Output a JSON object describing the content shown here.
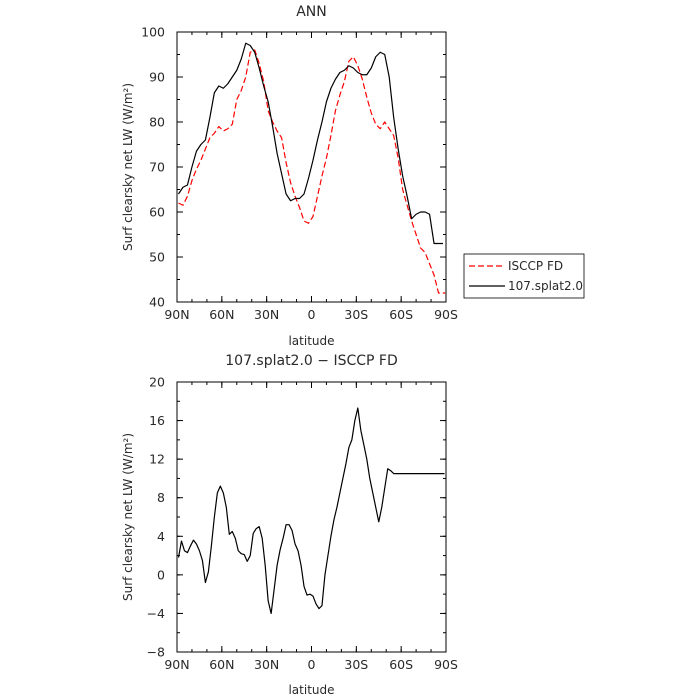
{
  "chart_data": [
    {
      "type": "line",
      "title": "ANN",
      "xlabel": "latitude",
      "ylabel": "Surf clearsky net LW (W/m²)",
      "xlim": [
        90,
        -90
      ],
      "ylim": [
        40,
        100
      ],
      "xticks": [
        90,
        60,
        30,
        0,
        -30,
        -60,
        -90
      ],
      "xtick_labels": [
        "90N",
        "60N",
        "30N",
        "0",
        "30S",
        "60S",
        "90S"
      ],
      "yticks": [
        40,
        50,
        60,
        70,
        80,
        90,
        100
      ],
      "ytick_labels": [
        "40",
        "50",
        "60",
        "70",
        "80",
        "90",
        "100"
      ],
      "legend_placement": "right-outside-bottom",
      "series": [
        {
          "name": "ISCCP FD",
          "color": "#ff0000",
          "dash": true,
          "x": [
            89,
            86,
            83,
            80,
            77,
            74,
            71,
            68,
            65,
            62,
            59,
            56,
            53,
            50,
            47,
            44,
            41,
            38,
            35,
            32,
            29,
            26,
            23,
            20,
            17,
            14,
            11,
            8,
            5,
            2,
            -1,
            -4,
            -7,
            -10,
            -13,
            -16,
            -19,
            -22,
            -25,
            -28,
            -31,
            -34,
            -37,
            -40,
            -43,
            -46,
            -49,
            -52,
            -55,
            -58,
            -61,
            -64,
            -67,
            -70,
            -73,
            -76,
            -79,
            -82,
            -85,
            -88,
            -89.5
          ],
          "values": [
            62.0,
            61.5,
            63.5,
            67.0,
            69.5,
            71.5,
            74.0,
            76.5,
            77.5,
            79.0,
            78.0,
            78.5,
            79.5,
            85.0,
            87.0,
            90.0,
            95.5,
            96.0,
            93.0,
            89.0,
            82.5,
            80.0,
            78.0,
            76.5,
            71.0,
            66.5,
            63.5,
            61.0,
            58.0,
            57.5,
            59.0,
            63.5,
            68.0,
            72.0,
            77.0,
            82.5,
            86.0,
            89.0,
            93.5,
            94.5,
            92.5,
            89.5,
            85.5,
            82.0,
            79.5,
            78.5,
            80.0,
            78.5,
            77.0,
            72.0,
            65.0,
            61.5,
            58.0,
            55.0,
            52.0,
            51.0,
            48.5,
            46.0,
            42.0,
            42.0,
            42.0
          ]
        },
        {
          "name": "107.splat2.0",
          "color": "#000000",
          "dash": false,
          "x": [
            89,
            86,
            83,
            80,
            77,
            74,
            71,
            68,
            65,
            62,
            59,
            56,
            53,
            50,
            47,
            44,
            41,
            38,
            35,
            32,
            29,
            26,
            23,
            20,
            17,
            14,
            11,
            8,
            5,
            2,
            -1,
            -4,
            -7,
            -10,
            -13,
            -16,
            -19,
            -22,
            -25,
            -28,
            -31,
            -34,
            -37,
            -40,
            -43,
            -46,
            -49,
            -52,
            -55,
            -58,
            -61,
            -64,
            -67,
            -70,
            -73,
            -76,
            -79,
            -82,
            -85,
            -88
          ],
          "values": [
            64.0,
            65.5,
            66.0,
            70.0,
            73.5,
            75.0,
            76.0,
            81.0,
            86.5,
            88.0,
            87.5,
            88.5,
            90.0,
            91.5,
            94.0,
            97.5,
            97.0,
            95.5,
            92.0,
            88.0,
            84.5,
            79.0,
            73.0,
            68.5,
            64.0,
            62.5,
            63.0,
            63.0,
            64.0,
            67.5,
            71.5,
            76.0,
            80.0,
            84.5,
            87.5,
            89.5,
            91.0,
            91.5,
            92.5,
            92.0,
            91.0,
            90.5,
            90.5,
            92.0,
            94.5,
            95.5,
            95.0,
            90.0,
            81.0,
            74.0,
            68.0,
            63.5,
            58.5,
            59.5,
            60.0,
            60.0,
            59.5,
            53.0,
            53.0,
            53.0
          ]
        }
      ]
    },
    {
      "type": "line",
      "title": "107.splat2.0 − ISCCP FD",
      "xlabel": "latitude",
      "ylabel": "Surf clearsky net LW (W/m²)",
      "xlim": [
        90,
        -90
      ],
      "ylim": [
        -8,
        20
      ],
      "xticks": [
        90,
        60,
        30,
        0,
        -30,
        -60,
        -90
      ],
      "xtick_labels": [
        "90N",
        "60N",
        "30N",
        "0",
        "30S",
        "60S",
        "90S"
      ],
      "yticks": [
        -8,
        -4,
        0,
        4,
        8,
        12,
        16,
        20
      ],
      "ytick_labels": [
        "−8",
        "−4",
        "0",
        "4",
        "8",
        "12",
        "16",
        "20"
      ],
      "series": [
        {
          "color": "#000000",
          "dash": false,
          "x": [
            89,
            87,
            85,
            83,
            81,
            79,
            77,
            75,
            73,
            71,
            69,
            67,
            65,
            63,
            61,
            59,
            57,
            55,
            53,
            51,
            49,
            47,
            45,
            43,
            41,
            39,
            37,
            35,
            33,
            31,
            29,
            27,
            25,
            23,
            21,
            19,
            17,
            15,
            13,
            11,
            9,
            7,
            5,
            3,
            1,
            -1,
            -3,
            -5,
            -7,
            -9,
            -11,
            -13,
            -15,
            -17,
            -19,
            -21,
            -23,
            -25,
            -27,
            -29,
            -31,
            -33,
            -35,
            -37,
            -39,
            -41,
            -43,
            -45,
            -47,
            -49,
            -51,
            -53,
            -55,
            -57,
            -59,
            -61,
            -63,
            -65,
            -67,
            -69,
            -71,
            -73,
            -75,
            -77,
            -79,
            -81,
            -83,
            -85,
            -87,
            -89
          ],
          "values": [
            1.8,
            3.5,
            2.5,
            2.3,
            3.0,
            3.6,
            3.2,
            2.5,
            1.5,
            -0.8,
            0.3,
            3.0,
            6.0,
            8.5,
            9.2,
            8.5,
            7.0,
            4.2,
            4.5,
            3.8,
            2.5,
            2.2,
            2.1,
            1.4,
            2.0,
            4.3,
            4.8,
            5.0,
            3.8,
            1.0,
            -2.7,
            -4.0,
            -1.5,
            1.0,
            2.6,
            3.8,
            5.2,
            5.2,
            4.6,
            3.2,
            2.5,
            1.0,
            -1.2,
            -2.1,
            -2.0,
            -2.2,
            -3.0,
            -3.5,
            -3.2,
            0.0,
            2.0,
            4.0,
            5.7,
            7.0,
            8.5,
            10.0,
            11.5,
            13.2,
            14.0,
            16.0,
            17.3,
            15.0,
            13.5,
            12.0,
            10.0,
            8.5,
            7.0,
            5.5,
            7.0,
            9.0,
            11.0,
            10.8,
            10.5,
            10.5,
            10.5,
            10.5,
            10.5,
            10.5,
            10.5,
            10.5,
            10.5,
            10.5,
            10.5,
            10.5,
            10.5,
            10.5,
            10.5,
            10.5,
            10.5,
            10.5
          ]
        }
      ]
    }
  ]
}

- - - - -

▶ _EXERCISE DESCRIPTION_:
Pictures excluded, quote all the data above exactly.

▶ _RESPONSE TO THE TASK_:
Output a JSON object describing the content shown here.
{
  "chart_data": [
    {
      "type": "line",
      "title": "ANN",
      "xlabel": "latitude",
      "ylabel": "Surf clearsky net LW (W/m²)",
      "xlim": [
        90,
        -90
      ],
      "ylim": [
        40,
        100
      ],
      "xticks": [
        90,
        60,
        30,
        0,
        -30,
        -60,
        -90
      ],
      "xtick_labels": [
        "90N",
        "60N",
        "30N",
        "0",
        "30S",
        "60S",
        "90S"
      ],
      "yticks": [
        40,
        50,
        60,
        70,
        80,
        90,
        100
      ],
      "ytick_labels": [
        "40",
        "50",
        "60",
        "70",
        "80",
        "90",
        "100"
      ],
      "legend_placement": "right-outside-bottom",
      "series": [
        {
          "name": "ISCCP FD",
          "color": "#ff0000",
          "dash": true,
          "x": [
            89,
            86,
            83,
            80,
            77,
            74,
            71,
            68,
            65,
            62,
            59,
            56,
            53,
            50,
            47,
            44,
            41,
            38,
            35,
            32,
            29,
            26,
            23,
            20,
            17,
            14,
            11,
            8,
            5,
            2,
            -1,
            -4,
            -7,
            -10,
            -13,
            -16,
            -19,
            -22,
            -25,
            -28,
            -31,
            -34,
            -37,
            -40,
            -43,
            -46,
            -49,
            -52,
            -55,
            -58,
            -61,
            -64,
            -67,
            -70,
            -73,
            -76,
            -79,
            -82,
            -85,
            -88,
            -89.5
          ],
          "values": [
            62.0,
            61.5,
            63.5,
            67.0,
            69.5,
            71.5,
            74.0,
            76.5,
            77.5,
            79.0,
            78.0,
            78.5,
            79.5,
            85.0,
            87.0,
            90.0,
            95.5,
            96.0,
            93.0,
            89.0,
            82.5,
            80.0,
            78.0,
            76.5,
            71.0,
            66.5,
            63.5,
            61.0,
            58.0,
            57.5,
            59.0,
            63.5,
            68.0,
            72.0,
            77.0,
            82.5,
            86.0,
            89.0,
            93.5,
            94.5,
            92.5,
            89.5,
            85.5,
            82.0,
            79.5,
            78.5,
            80.0,
            78.5,
            77.0,
            72.0,
            65.0,
            61.5,
            58.0,
            55.0,
            52.0,
            51.0,
            48.5,
            46.0,
            42.0,
            42.0,
            42.0
          ]
        },
        {
          "name": "107.splat2.0",
          "color": "#000000",
          "dash": false,
          "x": [
            89,
            86,
            83,
            80,
            77,
            74,
            71,
            68,
            65,
            62,
            59,
            56,
            53,
            50,
            47,
            44,
            41,
            38,
            35,
            32,
            29,
            26,
            23,
            20,
            17,
            14,
            11,
            8,
            5,
            2,
            -1,
            -4,
            -7,
            -10,
            -13,
            -16,
            -19,
            -22,
            -25,
            -28,
            -31,
            -34,
            -37,
            -40,
            -43,
            -46,
            -49,
            -52,
            -55,
            -58,
            -61,
            -64,
            -67,
            -70,
            -73,
            -76,
            -79,
            -82,
            -85,
            -88
          ],
          "values": [
            64.0,
            65.5,
            66.0,
            70.0,
            73.5,
            75.0,
            76.0,
            81.0,
            86.5,
            88.0,
            87.5,
            88.5,
            90.0,
            91.5,
            94.0,
            97.5,
            97.0,
            95.5,
            92.0,
            88.0,
            84.5,
            79.0,
            73.0,
            68.5,
            64.0,
            62.5,
            63.0,
            63.0,
            64.0,
            67.5,
            71.5,
            76.0,
            80.0,
            84.5,
            87.5,
            89.5,
            91.0,
            91.5,
            92.5,
            92.0,
            91.0,
            90.5,
            90.5,
            92.0,
            94.5,
            95.5,
            95.0,
            90.0,
            81.0,
            74.0,
            68.0,
            63.5,
            58.5,
            59.5,
            60.0,
            60.0,
            59.5,
            53.0,
            53.0,
            53.0
          ]
        }
      ]
    },
    {
      "type": "line",
      "title": "107.splat2.0 − ISCCP FD",
      "xlabel": "latitude",
      "ylabel": "Surf clearsky net LW (W/m²)",
      "xlim": [
        90,
        -90
      ],
      "ylim": [
        -8,
        20
      ],
      "xticks": [
        90,
        60,
        30,
        0,
        -30,
        -60,
        -90
      ],
      "xtick_labels": [
        "90N",
        "60N",
        "30N",
        "0",
        "30S",
        "60S",
        "90S"
      ],
      "yticks": [
        -8,
        -4,
        0,
        4,
        8,
        12,
        16,
        20
      ],
      "ytick_labels": [
        "−8",
        "−4",
        "0",
        "4",
        "8",
        "12",
        "16",
        "20"
      ],
      "series": [
        {
          "color": "#000000",
          "dash": false,
          "x": [
            89,
            87,
            85,
            83,
            81,
            79,
            77,
            75,
            73,
            71,
            69,
            67,
            65,
            63,
            61,
            59,
            57,
            55,
            53,
            51,
            49,
            47,
            45,
            43,
            41,
            39,
            37,
            35,
            33,
            31,
            29,
            27,
            25,
            23,
            21,
            19,
            17,
            15,
            13,
            11,
            9,
            7,
            5,
            3,
            1,
            -1,
            -3,
            -5,
            -7,
            -9,
            -11,
            -13,
            -15,
            -17,
            -19,
            -21,
            -23,
            -25,
            -27,
            -29,
            -31,
            -33,
            -35,
            -37,
            -39,
            -41,
            -43,
            -45,
            -47,
            -49,
            -51,
            -53,
            -55,
            -57,
            -59,
            -61,
            -63,
            -65,
            -67,
            -69,
            -71,
            -73,
            -75,
            -77,
            -79,
            -81,
            -83,
            -85,
            -87,
            -89
          ],
          "values": [
            1.8,
            3.5,
            2.5,
            2.3,
            3.0,
            3.6,
            3.2,
            2.5,
            1.5,
            -0.8,
            0.3,
            3.0,
            6.0,
            8.5,
            9.2,
            8.5,
            7.0,
            4.2,
            4.5,
            3.8,
            2.5,
            2.2,
            2.1,
            1.4,
            2.0,
            4.3,
            4.8,
            5.0,
            3.8,
            1.0,
            -2.7,
            -4.0,
            -1.5,
            1.0,
            2.6,
            3.8,
            5.2,
            5.2,
            4.6,
            3.2,
            2.5,
            1.0,
            -1.2,
            -2.1,
            -2.0,
            -2.2,
            -3.0,
            -3.5,
            -3.2,
            0.0,
            2.0,
            4.0,
            5.7,
            7.0,
            8.5,
            10.0,
            11.5,
            13.2,
            14.0,
            16.0,
            17.3,
            15.0,
            13.5,
            12.0,
            10.0,
            8.5,
            7.0,
            5.5,
            7.0,
            9.0,
            11.0,
            10.8,
            10.5,
            10.5,
            10.5,
            10.5,
            10.5,
            10.5,
            10.5,
            10.5,
            10.5,
            10.5,
            10.5,
            10.5,
            10.5,
            10.5,
            10.5,
            10.5,
            10.5,
            10.5
          ]
        }
      ]
    }
  ]
}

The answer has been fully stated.